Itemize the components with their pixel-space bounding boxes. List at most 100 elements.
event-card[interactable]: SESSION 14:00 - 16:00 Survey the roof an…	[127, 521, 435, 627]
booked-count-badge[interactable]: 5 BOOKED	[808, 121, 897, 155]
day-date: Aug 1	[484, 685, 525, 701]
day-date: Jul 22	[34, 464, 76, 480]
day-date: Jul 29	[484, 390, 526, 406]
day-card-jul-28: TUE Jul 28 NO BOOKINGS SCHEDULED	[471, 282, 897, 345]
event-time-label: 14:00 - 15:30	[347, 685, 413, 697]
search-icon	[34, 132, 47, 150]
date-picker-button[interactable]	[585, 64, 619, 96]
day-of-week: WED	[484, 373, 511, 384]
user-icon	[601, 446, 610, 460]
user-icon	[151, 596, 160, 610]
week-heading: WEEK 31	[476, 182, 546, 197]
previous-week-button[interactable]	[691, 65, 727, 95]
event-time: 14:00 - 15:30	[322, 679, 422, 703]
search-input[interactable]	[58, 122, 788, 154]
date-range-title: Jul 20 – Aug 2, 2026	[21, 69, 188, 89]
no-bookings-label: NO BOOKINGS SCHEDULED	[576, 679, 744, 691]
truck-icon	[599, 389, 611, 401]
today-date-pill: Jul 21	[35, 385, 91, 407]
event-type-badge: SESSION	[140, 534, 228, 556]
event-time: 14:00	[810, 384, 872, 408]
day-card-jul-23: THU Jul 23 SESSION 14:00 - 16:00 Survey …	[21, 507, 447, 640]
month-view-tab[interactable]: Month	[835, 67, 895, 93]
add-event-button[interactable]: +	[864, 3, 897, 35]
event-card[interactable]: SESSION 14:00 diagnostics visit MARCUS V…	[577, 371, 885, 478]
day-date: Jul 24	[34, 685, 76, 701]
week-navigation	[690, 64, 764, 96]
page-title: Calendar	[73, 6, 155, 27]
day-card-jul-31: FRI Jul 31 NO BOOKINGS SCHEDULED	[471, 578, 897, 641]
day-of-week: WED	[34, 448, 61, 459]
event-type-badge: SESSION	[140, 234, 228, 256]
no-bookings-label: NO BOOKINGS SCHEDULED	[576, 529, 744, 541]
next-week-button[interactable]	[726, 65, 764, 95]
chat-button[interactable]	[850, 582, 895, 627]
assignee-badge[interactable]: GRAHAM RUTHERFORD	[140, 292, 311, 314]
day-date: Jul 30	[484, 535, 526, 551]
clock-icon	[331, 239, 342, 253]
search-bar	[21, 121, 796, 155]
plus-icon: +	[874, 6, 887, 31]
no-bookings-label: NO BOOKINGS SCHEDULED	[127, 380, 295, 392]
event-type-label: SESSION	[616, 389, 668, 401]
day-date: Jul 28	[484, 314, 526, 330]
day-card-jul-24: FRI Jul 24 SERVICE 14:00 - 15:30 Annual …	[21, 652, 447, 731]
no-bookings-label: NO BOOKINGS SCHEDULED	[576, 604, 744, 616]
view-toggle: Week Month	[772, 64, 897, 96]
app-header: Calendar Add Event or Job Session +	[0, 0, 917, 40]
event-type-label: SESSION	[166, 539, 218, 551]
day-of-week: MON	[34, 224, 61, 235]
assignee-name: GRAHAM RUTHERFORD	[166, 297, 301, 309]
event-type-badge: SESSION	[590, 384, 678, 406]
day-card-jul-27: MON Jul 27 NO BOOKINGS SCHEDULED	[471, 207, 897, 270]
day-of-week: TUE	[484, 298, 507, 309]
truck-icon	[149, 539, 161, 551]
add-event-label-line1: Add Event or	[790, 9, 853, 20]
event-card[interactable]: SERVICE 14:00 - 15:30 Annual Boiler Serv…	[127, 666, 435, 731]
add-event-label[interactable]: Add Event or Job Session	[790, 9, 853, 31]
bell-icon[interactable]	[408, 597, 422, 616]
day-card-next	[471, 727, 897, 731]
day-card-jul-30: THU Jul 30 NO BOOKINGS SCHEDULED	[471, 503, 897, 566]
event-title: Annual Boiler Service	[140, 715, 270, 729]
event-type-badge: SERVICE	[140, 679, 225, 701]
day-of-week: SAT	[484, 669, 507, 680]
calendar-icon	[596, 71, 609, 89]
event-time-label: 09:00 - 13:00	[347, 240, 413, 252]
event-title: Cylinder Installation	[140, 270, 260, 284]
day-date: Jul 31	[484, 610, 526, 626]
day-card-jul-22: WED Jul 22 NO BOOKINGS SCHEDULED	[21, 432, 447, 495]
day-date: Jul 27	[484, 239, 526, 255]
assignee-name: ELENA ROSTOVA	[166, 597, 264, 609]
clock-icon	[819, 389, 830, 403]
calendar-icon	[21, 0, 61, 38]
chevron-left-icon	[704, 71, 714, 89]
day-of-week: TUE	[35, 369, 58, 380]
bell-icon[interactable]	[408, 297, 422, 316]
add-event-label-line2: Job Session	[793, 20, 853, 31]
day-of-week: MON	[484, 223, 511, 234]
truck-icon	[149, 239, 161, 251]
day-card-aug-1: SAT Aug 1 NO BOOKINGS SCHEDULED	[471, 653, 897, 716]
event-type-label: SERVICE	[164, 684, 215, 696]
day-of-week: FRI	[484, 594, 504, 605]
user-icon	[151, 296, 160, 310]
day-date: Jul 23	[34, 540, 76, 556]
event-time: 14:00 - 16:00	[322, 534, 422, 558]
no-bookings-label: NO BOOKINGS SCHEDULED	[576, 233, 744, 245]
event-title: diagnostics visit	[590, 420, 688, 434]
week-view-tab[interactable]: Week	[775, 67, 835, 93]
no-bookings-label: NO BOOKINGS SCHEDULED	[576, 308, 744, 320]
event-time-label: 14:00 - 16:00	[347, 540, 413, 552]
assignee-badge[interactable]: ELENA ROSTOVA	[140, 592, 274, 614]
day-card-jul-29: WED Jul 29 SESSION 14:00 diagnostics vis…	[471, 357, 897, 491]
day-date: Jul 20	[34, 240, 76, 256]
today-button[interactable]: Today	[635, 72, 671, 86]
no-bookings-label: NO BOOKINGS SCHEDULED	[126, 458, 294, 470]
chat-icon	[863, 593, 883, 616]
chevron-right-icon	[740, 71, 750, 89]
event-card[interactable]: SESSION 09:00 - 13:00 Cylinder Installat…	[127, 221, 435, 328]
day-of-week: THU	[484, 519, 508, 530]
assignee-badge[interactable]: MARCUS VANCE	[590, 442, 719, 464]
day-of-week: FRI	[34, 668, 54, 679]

▶ Exercise objective: Output every line of the rows above as a JSON list of strings, one string per line, leaving out blank lines.

▶ Correct response:
[
  "Itemize the components with their pixel-space bounding boxes. List at most 100 elements.",
  "event-card[interactable]: SESSION 14:00 - 16:00 Survey the roof an…\t[127, 521, 435, 627]",
  "booked-count-badge[interactable]: 5 BOOKED\t[808, 121, 897, 155]",
  "day-date: Aug 1\t[484, 685, 525, 701]",
  "day-date: Jul 22\t[34, 464, 76, 480]",
  "day-date: Jul 29\t[484, 390, 526, 406]",
  "day-card-jul-28: TUE Jul 28 NO BOOKINGS SCHEDULED\t[471, 282, 897, 345]",
  "event-time-label: 14:00 - 15:30\t[347, 685, 413, 697]",
  "search-icon\t[34, 132, 47, 150]",
  "date-picker-button[interactable]\t[585, 64, 619, 96]",
  "day-of-week: WED\t[484, 373, 511, 384]",
  "user-icon\t[601, 446, 610, 460]",
  "user-icon\t[151, 596, 160, 610]",
  "week-heading: WEEK 31\t[476, 182, 546, 197]",
  "previous-week-button[interactable]\t[691, 65, 727, 95]",
  "event-time: 14:00 - 15:30\t[322, 679, 422, 703]",
  "search-input[interactable]\t[58, 122, 788, 154]",
  "date-range-title: Jul 20 – Aug 2, 2026\t[21, 69, 188, 89]",
  "no-bookings-label: NO BOOKINGS SCHEDULED\t[576, 679, 744, 691]",
  "truck-icon\t[599, 389, 611, 401]",
  "today-date-pill: Jul 21\t[35, 385, 91, 407]",
  "event-type-badge: SESSION\t[140, 534, 228, 556]",
  "event-time: 14:00\t[810, 384, 872, 408]",
  "day-card-jul-23: THU Jul 23 SESSION 14:00 - 16:00 Survey …\t[21, 507, 447, 640]",
  "month-view-tab[interactable]: Month\t[835, 67, 895, 93]",
  "add-event-button[interactable]: +\t[864, 3, 897, 35]",
  "event-card[interactable]: SESSION 14:00 diagnostics visit MARCUS V…\t[577, 371, 885, 478]",
  "day-date: Jul 24\t[34, 685, 76, 701]",
  "week-navigation\t[690, 64, 764, 96]",
  "page-title: Calendar\t[73, 6, 155, 27]",
  "day-card-jul-31: FRI Jul 31 NO BOOKINGS SCHEDULED\t[471, 578, 897, 641]",
  "day-of-week: WED\t[34, 448, 61, 459]",
  "event-type-badge: SESSION\t[140, 234, 228, 256]",
  "no-bookings-label: NO BOOKINGS SCHEDULED\t[576, 529, 744, 541]",
  "next-week-button[interactable]\t[726, 65, 764, 95]",
  "chat-button[interactable]\t[850, 582, 895, 627]",
  "assignee-badge[interactable]: GRAHAM RUTHERFORD\t[140, 292, 311, 314]",
  "day-date: Jul 30\t[484, 535, 526, 551]",
  "clock-icon\t[331, 239, 342, 253]",
  "search-bar\t[21, 121, 796, 155]",
  "plus-icon: +\t[874, 6, 887, 31]",
  "no-bookings-label: NO BOOKINGS SCHEDULED\t[127, 380, 295, 392]",
  "event-type-label: SESSION\t[616, 389, 668, 401]",
  "day-date: Jul 28\t[484, 314, 526, 330]",
  "day-card-jul-24: FRI Jul 24 SERVICE 14:00 - 15:30 Annual …\t[21, 652, 447, 731]",
  "no-bookings-label: NO BOOKINGS SCHEDULED\t[576, 604, 744, 616]",
  "view-toggle: Week Month\t[772, 64, 897, 96]",
  "app-header: Calendar Add Event or Job Session +\t[0, 0, 917, 40]",
  "event-type-label: SESSION\t[166, 539, 218, 551]",
  "day-of-week: MON\t[34, 224, 61, 235]",
  "assignee-name: GRAHAM RUTHERFORD\t[166, 297, 301, 309]",
  "event-type-badge: SESSION\t[590, 384, 678, 406]",
  "day-card-jul-27: MON Jul 27 NO BOOKINGS SCHEDULED\t[471, 207, 897, 270]",
  "day-of-week: TUE\t[484, 298, 507, 309]",
  "truck-icon\t[149, 539, 161, 551]",
  "add-event-label-line1: Add Event or\t[790, 9, 853, 20]",
  "event-card[interactable]: SERVICE 14:00 - 15:30 Annual Boiler Serv…\t[127, 666, 435, 731]",
  "add-event-label[interactable]: Add Event or Job Session\t[790, 9, 853, 31]",
  "bell-icon[interactable]\t[408, 597, 422, 616]",
  "day-card-next\t[471, 727, 897, 731]",
  "day-card-jul-30: THU Jul 30 NO BOOKINGS SCHEDULED\t[471, 503, 897, 566]",
  "event-title: Annual Boiler Service\t[140, 715, 270, 729]",
  "event-type-badge: SERVICE\t[140, 679, 225, 701]",
  "day-of-week: SAT\t[484, 669, 507, 680]",
  "calendar-icon\t[596, 71, 609, 89]",
  "event-time-label: 09:00 - 13:00\t[347, 240, 413, 252]",
  "event-title: Cylinder Installation\t[140, 270, 260, 284]",
  "day-date: Jul 31\t[484, 610, 526, 626]",
  "day-card-jul-22: WED Jul 22 NO BOOKINGS SCHEDULED\t[21, 432, 447, 495]",
  "day-date: Jul 27\t[484, 239, 526, 255]",
  "assignee-name: ELENA ROSTOVA\t[166, 597, 264, 609]",
  "clock-icon\t[819, 389, 830, 403]",
  "calendar-icon\t[21, 0, 61, 38]",
  "chevron-left-icon\t[704, 71, 714, 89]",
  "day-of-week: TUE\t[35, 369, 58, 380]",
  "bell-icon[interactable]\t[408, 297, 422, 316]",
  "add-event-label-line2: Job Session\t[793, 20, 853, 31]",
  "day-of-week: MON\t[484, 223, 511, 234]",
  "truck-icon\t[149, 239, 161, 251]",
  "day-card-aug-1: SAT Aug 1 NO BOOKINGS SCHEDULED\t[471, 653, 897, 716]",
  "event-type-label: SERVICE\t[164, 684, 215, 696]",
  "day-of-week: FRI\t[484, 594, 504, 605]",
  "user-icon\t[151, 296, 160, 310]",
  "day-date: Jul 23\t[34, 540, 76, 556]",
  "event-time: 14:00 - 16:00\t[322, 534, 422, 558]",
  "no-bookings-label: NO BOOKINGS SCHEDULED\t[576, 233, 744, 245]",
  "event-title: diagnostics visit\t[590, 420, 688, 434]",
  "week-view-tab[interactable]: Week\t[775, 67, 835, 93]",
  "no-bookings-label: NO BOOKINGS SCHEDULED\t[576, 308, 744, 320]",
  "event-time-label: 14:00 - 16:00\t[347, 540, 413, 552]",
  "assignee-badge[interactable]: ELENA ROSTOVA\t[140, 592, 274, 614]",
  "day-card-jul-29: WED Jul 29 SESSION 14:00 diagnostics vis…\t[471, 357, 897, 491]",
  "day-date: Jul 20\t[34, 240, 76, 256]",
  "today-button[interactable]: Today\t[635, 72, 671, 86]",
  "no-bookings-label: NO BOOKINGS SCHEDULED\t[126, 458, 294, 470]",
  "chat-icon\t[863, 593, 883, 616]",
  "chevron-right-icon\t[740, 71, 750, 89]",
  "event-card[interactable]: SESSION 09:00 - 13:00 Cylinder Installat…\t[127, 221, 435, 328]",
  "day-of-week: THU\t[484, 519, 508, 530]",
  "assignee-badge[interactable]: MARCUS VANCE\t[590, 442, 719, 464]",
  "day-of-week: FRI\t[34, 668, 54, 679]"
]